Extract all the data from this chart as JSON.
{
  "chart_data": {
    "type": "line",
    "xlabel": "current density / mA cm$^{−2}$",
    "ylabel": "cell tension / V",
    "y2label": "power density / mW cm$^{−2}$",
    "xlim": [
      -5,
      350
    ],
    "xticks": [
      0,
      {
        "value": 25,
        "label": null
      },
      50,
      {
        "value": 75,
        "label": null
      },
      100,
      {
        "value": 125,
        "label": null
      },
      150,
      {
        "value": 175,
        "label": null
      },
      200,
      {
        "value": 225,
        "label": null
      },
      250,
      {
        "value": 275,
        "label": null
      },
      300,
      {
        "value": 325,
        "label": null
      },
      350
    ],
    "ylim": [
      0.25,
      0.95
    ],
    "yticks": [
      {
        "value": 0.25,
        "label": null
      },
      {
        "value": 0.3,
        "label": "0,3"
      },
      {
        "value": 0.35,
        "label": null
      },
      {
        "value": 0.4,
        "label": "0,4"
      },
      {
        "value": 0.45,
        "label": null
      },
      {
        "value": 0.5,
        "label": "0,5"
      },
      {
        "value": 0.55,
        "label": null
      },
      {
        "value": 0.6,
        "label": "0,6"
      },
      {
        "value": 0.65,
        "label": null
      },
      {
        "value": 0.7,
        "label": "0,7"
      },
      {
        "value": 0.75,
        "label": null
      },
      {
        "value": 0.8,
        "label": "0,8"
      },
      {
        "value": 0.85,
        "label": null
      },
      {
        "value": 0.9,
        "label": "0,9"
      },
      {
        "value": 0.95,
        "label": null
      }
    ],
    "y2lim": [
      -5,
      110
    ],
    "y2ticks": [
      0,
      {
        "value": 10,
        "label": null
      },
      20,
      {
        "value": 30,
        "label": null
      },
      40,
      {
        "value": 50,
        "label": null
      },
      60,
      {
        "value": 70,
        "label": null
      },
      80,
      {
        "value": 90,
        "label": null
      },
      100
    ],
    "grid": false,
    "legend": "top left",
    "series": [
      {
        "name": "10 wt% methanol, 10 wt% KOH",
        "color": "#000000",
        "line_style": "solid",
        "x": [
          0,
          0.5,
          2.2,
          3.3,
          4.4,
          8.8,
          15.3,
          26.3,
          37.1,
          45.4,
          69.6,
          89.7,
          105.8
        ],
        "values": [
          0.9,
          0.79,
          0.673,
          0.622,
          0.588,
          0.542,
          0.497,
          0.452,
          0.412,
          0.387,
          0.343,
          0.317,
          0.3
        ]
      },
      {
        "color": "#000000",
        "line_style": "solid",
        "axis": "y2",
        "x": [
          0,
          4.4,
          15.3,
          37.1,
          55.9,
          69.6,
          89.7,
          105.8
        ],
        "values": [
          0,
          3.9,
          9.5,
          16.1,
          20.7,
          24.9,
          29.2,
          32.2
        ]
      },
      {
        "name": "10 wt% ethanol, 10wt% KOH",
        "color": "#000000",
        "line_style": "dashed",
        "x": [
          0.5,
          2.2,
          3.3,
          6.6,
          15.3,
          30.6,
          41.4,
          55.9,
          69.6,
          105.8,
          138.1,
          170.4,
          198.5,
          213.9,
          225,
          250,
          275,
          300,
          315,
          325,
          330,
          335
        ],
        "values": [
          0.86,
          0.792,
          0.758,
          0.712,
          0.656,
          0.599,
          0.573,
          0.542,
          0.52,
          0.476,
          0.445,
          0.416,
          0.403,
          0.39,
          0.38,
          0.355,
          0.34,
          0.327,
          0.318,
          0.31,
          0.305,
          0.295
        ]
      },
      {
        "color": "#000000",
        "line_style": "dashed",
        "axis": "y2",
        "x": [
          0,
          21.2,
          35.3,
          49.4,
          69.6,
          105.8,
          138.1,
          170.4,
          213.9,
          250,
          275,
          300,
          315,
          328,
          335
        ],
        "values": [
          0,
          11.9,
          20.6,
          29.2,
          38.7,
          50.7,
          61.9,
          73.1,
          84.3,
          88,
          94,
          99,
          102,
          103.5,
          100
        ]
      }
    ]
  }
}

SET EXERCISE: Repeat the material above in full, quoting it exactly.

ANSWER FOR THIS EXERCISE:
Extract all the data from this chart as JSON.
{
  "chart_data": {
    "type": "line",
    "xlabel": "current density / mA cm$^{−2}$",
    "ylabel": "cell tension / V",
    "y2label": "power density / mW cm$^{−2}$",
    "xlim": [
      -5,
      350
    ],
    "xticks": [
      0,
      {
        "value": 25,
        "label": null
      },
      50,
      {
        "value": 75,
        "label": null
      },
      100,
      {
        "value": 125,
        "label": null
      },
      150,
      {
        "value": 175,
        "label": null
      },
      200,
      {
        "value": 225,
        "label": null
      },
      250,
      {
        "value": 275,
        "label": null
      },
      300,
      {
        "value": 325,
        "label": null
      },
      350
    ],
    "ylim": [
      0.25,
      0.95
    ],
    "yticks": [
      {
        "value": 0.25,
        "label": null
      },
      {
        "value": 0.3,
        "label": "0,3"
      },
      {
        "value": 0.35,
        "label": null
      },
      {
        "value": 0.4,
        "label": "0,4"
      },
      {
        "value": 0.45,
        "label": null
      },
      {
        "value": 0.5,
        "label": "0,5"
      },
      {
        "value": 0.55,
        "label": null
      },
      {
        "value": 0.6,
        "label": "0,6"
      },
      {
        "value": 0.65,
        "label": null
      },
      {
        "value": 0.7,
        "label": "0,7"
      },
      {
        "value": 0.75,
        "label": null
      },
      {
        "value": 0.8,
        "label": "0,8"
      },
      {
        "value": 0.85,
        "label": null
      },
      {
        "value": 0.9,
        "label": "0,9"
      },
      {
        "value": 0.95,
        "label": null
      }
    ],
    "y2lim": [
      -5,
      110
    ],
    "y2ticks": [
      0,
      {
        "value": 10,
        "label": null
      },
      20,
      {
        "value": 30,
        "label": null
      },
      40,
      {
        "value": 50,
        "label": null
      },
      60,
      {
        "value": 70,
        "label": null
      },
      80,
      {
        "value": 90,
        "label": null
      },
      100
    ],
    "grid": false,
    "legend": "top left",
    "series": [
      {
        "name": "10 wt% methanol, 10 wt% KOH",
        "color": "#000000",
        "line_style": "solid",
        "x": [
          0,
          0.5,
          2.2,
          3.3,
          4.4,
          8.8,
          15.3,
          26.3,
          37.1,
          45.4,
          69.6,
          89.7,
          105.8
        ],
        "values": [
          0.9,
          0.79,
          0.673,
          0.622,
          0.588,
          0.542,
          0.497,
          0.452,
          0.412,
          0.387,
          0.343,
          0.317,
          0.3
        ]
      },
      {
        "color": "#000000",
        "line_style": "solid",
        "axis": "y2",
        "x": [
          0,
          4.4,
          15.3,
          37.1,
          55.9,
          69.6,
          89.7,
          105.8
        ],
        "values": [
          0,
          3.9,
          9.5,
          16.1,
          20.7,
          24.9,
          29.2,
          32.2
        ]
      },
      {
        "name": "10 wt% ethanol, 10wt% KOH",
        "color": "#000000",
        "line_style": "dashed",
        "x": [
          0.5,
          2.2,
          3.3,
          6.6,
          15.3,
          30.6,
          41.4,
          55.9,
          69.6,
          105.8,
          138.1,
          170.4,
          198.5,
          213.9,
          225,
          250,
          275,
          300,
          315,
          325,
          330,
          335
        ],
        "values": [
          0.86,
          0.792,
          0.758,
          0.712,
          0.656,
          0.599,
          0.573,
          0.542,
          0.52,
          0.476,
          0.445,
          0.416,
          0.403,
          0.39,
          0.38,
          0.355,
          0.34,
          0.327,
          0.318,
          0.31,
          0.305,
          0.295
        ]
      },
      {
        "color": "#000000",
        "line_style": "dashed",
        "axis": "y2",
        "x": [
          0,
          21.2,
          35.3,
          49.4,
          69.6,
          105.8,
          138.1,
          170.4,
          213.9,
          250,
          275,
          300,
          315,
          328,
          335
        ],
        "values": [
          0,
          11.9,
          20.6,
          29.2,
          38.7,
          50.7,
          61.9,
          73.1,
          84.3,
          88,
          94,
          99,
          102,
          103.5,
          100
        ]
      }
    ]
  }
}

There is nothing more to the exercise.